Structured figure records
──────────────────────────────
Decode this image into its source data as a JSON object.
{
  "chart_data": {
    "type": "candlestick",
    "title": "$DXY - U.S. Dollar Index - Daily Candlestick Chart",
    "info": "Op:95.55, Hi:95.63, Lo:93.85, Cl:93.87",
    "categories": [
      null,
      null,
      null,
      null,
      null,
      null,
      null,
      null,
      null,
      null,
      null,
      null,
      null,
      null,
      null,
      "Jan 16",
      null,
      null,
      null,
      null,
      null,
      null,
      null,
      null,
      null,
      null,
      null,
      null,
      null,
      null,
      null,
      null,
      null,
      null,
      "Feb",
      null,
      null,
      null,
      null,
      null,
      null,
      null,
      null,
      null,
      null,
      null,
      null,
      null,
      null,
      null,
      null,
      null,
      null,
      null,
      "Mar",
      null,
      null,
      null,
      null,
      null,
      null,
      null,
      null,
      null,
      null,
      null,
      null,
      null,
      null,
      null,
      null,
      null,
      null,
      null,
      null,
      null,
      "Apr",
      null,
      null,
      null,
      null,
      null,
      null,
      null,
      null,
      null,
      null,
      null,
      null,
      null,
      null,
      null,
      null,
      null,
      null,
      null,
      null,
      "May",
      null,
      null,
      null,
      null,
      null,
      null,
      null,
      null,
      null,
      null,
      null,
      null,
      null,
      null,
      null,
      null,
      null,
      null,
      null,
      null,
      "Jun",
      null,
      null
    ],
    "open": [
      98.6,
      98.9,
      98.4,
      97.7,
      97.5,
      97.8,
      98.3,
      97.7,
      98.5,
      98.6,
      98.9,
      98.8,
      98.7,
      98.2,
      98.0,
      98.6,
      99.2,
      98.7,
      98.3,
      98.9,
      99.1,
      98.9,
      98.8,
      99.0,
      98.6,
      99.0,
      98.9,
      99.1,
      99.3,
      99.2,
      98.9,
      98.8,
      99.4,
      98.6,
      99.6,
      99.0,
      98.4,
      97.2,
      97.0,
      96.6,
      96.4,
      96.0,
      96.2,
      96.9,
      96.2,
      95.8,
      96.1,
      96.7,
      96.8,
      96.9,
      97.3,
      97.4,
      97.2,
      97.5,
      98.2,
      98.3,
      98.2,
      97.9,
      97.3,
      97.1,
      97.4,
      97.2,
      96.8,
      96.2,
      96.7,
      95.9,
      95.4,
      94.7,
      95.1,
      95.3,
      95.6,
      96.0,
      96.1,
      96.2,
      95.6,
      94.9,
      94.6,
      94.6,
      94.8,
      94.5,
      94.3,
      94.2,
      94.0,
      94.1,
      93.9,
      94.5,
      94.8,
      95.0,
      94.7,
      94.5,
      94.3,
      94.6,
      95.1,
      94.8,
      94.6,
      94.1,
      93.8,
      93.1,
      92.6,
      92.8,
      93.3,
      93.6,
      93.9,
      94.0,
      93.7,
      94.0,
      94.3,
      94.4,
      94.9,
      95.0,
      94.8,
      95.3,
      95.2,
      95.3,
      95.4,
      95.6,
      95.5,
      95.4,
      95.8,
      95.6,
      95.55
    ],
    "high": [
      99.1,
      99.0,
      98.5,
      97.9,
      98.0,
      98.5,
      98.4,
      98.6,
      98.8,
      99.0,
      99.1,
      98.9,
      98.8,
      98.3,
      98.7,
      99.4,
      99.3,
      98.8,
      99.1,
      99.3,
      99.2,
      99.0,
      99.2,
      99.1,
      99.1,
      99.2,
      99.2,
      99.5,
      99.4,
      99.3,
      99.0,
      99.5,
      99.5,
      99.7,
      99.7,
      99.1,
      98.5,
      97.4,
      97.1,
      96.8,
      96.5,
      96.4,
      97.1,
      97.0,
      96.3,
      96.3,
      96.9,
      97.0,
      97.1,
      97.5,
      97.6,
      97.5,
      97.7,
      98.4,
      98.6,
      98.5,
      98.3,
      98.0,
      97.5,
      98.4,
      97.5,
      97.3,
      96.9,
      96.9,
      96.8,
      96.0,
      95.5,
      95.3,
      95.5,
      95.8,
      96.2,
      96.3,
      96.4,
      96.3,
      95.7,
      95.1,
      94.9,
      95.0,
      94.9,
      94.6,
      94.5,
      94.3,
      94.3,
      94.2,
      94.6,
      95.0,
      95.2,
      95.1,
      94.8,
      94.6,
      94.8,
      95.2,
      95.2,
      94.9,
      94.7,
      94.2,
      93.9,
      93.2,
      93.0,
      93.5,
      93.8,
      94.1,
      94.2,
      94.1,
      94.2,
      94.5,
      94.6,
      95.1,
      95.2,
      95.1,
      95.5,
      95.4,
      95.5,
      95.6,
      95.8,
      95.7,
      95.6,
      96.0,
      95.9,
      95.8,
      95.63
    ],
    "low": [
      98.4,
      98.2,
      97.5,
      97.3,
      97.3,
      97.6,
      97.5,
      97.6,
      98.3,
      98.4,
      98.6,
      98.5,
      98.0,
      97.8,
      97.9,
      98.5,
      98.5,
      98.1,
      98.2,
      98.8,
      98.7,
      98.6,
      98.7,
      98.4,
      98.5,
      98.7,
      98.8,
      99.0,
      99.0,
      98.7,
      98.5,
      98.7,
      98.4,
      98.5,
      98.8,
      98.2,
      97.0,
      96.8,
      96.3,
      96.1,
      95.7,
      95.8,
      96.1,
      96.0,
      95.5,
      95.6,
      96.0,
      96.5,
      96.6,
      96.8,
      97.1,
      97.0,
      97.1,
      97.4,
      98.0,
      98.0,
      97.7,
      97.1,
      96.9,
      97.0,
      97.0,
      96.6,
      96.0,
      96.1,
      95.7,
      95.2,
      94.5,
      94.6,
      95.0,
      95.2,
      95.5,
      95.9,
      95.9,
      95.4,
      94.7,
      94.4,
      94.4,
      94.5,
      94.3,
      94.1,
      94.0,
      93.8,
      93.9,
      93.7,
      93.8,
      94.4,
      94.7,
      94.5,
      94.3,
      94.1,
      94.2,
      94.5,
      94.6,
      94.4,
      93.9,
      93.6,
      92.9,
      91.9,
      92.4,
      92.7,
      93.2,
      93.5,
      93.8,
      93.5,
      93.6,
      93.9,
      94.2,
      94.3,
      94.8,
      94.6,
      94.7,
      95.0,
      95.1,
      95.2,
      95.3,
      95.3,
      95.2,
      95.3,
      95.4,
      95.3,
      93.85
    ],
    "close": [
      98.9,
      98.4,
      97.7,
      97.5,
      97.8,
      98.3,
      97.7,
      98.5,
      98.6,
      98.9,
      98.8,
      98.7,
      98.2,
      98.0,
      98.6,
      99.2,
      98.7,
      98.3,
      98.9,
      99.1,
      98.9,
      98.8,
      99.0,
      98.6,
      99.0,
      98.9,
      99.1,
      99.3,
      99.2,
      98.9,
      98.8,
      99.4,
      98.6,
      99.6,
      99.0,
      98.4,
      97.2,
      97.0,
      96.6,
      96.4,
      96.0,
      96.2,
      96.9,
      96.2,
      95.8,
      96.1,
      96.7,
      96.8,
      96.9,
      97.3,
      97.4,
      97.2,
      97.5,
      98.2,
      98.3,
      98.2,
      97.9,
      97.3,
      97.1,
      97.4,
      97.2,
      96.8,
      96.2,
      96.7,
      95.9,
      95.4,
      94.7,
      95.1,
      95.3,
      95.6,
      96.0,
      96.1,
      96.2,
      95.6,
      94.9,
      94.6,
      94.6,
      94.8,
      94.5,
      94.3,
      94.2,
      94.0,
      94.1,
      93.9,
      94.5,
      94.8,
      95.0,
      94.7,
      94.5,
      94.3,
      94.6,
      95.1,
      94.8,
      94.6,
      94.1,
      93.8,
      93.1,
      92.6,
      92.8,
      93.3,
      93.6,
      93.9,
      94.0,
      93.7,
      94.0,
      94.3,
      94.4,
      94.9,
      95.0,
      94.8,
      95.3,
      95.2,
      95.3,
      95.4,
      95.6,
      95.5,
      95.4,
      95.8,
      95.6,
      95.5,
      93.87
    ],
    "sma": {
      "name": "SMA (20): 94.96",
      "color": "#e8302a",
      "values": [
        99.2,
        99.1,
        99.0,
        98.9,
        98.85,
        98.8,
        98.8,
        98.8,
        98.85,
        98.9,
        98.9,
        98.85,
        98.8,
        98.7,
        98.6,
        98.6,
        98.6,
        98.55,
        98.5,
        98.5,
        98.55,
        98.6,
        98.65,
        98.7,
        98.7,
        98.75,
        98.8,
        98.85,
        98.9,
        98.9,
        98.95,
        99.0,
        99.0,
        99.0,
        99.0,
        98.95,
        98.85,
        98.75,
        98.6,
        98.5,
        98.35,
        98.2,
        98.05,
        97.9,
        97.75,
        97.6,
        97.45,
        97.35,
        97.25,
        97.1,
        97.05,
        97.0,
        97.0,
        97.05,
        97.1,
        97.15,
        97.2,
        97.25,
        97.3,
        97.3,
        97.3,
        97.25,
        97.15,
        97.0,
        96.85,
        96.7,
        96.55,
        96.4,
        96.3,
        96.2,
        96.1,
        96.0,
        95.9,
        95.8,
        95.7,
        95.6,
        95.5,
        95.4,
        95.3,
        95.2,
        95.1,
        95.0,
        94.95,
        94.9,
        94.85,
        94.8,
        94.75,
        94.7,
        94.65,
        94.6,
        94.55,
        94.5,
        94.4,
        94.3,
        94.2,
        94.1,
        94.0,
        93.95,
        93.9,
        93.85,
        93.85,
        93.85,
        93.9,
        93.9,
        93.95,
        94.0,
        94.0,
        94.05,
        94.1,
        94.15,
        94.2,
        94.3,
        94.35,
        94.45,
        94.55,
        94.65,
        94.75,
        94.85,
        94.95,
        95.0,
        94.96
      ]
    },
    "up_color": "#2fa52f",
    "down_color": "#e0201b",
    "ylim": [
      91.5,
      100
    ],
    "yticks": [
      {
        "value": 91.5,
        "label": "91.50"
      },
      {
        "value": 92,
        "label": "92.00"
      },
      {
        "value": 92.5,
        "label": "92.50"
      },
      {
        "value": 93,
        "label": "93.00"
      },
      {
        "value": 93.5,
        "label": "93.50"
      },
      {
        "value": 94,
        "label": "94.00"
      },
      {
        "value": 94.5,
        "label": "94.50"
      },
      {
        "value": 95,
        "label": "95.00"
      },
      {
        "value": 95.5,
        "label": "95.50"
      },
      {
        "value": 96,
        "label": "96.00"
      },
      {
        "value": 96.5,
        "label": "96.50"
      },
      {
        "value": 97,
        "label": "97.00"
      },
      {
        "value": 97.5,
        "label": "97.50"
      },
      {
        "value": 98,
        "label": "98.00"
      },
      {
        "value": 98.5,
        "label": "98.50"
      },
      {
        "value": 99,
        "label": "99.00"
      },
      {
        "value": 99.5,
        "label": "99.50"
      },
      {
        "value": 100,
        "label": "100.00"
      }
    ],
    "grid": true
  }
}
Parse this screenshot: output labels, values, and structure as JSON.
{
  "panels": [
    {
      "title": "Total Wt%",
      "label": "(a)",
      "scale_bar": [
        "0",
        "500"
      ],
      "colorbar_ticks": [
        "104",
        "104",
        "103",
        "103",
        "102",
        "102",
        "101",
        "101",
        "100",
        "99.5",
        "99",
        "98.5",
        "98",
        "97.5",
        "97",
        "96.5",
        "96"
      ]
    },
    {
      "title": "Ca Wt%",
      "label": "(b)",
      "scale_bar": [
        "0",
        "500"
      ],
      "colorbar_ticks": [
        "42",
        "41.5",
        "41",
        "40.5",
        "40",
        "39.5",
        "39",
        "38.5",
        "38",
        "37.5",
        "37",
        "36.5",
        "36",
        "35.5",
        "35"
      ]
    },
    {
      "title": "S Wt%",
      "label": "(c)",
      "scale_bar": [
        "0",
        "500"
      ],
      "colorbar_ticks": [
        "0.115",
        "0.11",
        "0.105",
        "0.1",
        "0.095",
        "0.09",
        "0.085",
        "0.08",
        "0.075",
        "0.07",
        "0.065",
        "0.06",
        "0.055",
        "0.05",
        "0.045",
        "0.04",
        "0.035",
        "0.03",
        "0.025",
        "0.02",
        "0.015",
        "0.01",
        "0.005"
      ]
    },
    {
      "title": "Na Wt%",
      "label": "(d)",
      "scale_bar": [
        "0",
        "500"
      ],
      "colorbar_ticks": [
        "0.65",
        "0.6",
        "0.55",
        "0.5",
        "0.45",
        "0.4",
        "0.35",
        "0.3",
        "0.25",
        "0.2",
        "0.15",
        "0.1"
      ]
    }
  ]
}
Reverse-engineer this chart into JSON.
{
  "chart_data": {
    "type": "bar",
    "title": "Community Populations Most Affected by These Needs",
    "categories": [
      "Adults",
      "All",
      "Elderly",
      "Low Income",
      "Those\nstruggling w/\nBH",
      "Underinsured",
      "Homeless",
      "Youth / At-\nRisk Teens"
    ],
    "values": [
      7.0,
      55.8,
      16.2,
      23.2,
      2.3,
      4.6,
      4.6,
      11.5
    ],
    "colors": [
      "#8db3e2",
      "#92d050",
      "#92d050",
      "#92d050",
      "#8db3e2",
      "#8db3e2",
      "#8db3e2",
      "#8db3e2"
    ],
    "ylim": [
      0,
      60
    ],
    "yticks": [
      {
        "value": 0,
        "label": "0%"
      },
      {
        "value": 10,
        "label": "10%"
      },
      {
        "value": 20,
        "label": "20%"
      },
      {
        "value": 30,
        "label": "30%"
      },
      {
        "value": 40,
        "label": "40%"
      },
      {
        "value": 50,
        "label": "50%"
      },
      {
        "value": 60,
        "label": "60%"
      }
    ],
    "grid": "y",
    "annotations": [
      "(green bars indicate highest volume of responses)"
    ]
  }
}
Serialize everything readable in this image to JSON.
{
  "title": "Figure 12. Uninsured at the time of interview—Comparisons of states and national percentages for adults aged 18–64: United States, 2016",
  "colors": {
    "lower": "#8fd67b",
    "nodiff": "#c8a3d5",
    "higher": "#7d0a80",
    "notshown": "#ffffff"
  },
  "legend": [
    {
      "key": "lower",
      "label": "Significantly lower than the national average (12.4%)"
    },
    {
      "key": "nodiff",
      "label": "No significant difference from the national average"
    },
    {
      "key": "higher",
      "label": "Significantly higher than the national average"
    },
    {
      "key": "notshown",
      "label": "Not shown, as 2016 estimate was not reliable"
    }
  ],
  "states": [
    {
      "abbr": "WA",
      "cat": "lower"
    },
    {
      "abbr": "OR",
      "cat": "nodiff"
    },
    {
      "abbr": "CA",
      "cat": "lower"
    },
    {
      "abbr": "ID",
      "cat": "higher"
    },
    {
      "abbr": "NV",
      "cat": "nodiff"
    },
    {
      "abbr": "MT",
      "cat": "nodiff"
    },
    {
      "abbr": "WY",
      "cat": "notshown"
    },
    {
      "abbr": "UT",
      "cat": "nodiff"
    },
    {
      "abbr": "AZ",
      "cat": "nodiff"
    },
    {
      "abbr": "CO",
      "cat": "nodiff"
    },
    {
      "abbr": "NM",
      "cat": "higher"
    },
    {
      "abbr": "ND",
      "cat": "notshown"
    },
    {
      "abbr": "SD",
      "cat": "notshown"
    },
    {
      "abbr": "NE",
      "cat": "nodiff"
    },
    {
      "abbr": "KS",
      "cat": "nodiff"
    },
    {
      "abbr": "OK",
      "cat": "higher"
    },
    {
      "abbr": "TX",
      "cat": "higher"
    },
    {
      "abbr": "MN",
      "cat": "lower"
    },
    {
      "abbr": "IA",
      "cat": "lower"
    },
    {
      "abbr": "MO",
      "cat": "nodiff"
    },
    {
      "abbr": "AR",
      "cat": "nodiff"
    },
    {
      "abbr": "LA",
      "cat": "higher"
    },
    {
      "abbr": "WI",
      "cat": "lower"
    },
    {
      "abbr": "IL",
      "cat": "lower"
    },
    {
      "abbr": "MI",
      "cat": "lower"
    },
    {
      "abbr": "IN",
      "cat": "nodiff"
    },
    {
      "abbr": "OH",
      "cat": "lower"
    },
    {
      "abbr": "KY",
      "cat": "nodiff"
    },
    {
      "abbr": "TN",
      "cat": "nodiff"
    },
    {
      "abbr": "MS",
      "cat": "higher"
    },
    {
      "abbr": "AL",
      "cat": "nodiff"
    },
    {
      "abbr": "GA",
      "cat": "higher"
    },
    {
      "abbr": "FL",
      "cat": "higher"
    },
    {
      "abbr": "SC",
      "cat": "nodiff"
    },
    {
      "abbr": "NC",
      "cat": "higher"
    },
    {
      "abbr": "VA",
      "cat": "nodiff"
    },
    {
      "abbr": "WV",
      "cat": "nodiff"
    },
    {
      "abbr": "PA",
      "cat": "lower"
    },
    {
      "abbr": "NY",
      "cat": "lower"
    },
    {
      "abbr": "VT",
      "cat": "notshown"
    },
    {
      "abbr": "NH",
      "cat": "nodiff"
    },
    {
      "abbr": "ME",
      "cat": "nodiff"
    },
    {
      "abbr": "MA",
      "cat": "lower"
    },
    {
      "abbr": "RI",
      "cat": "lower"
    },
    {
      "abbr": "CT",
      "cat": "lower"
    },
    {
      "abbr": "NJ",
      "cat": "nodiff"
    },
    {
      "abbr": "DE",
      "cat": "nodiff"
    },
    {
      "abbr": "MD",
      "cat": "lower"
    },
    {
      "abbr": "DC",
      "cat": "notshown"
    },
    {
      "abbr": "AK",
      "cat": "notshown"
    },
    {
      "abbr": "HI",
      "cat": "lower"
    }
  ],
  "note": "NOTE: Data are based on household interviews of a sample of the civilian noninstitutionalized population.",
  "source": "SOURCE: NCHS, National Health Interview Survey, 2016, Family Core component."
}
──────────────────────────────
Requirement =>
What is the number of lines above that contain "values"? Answer with that number only.

Result of the task =>
3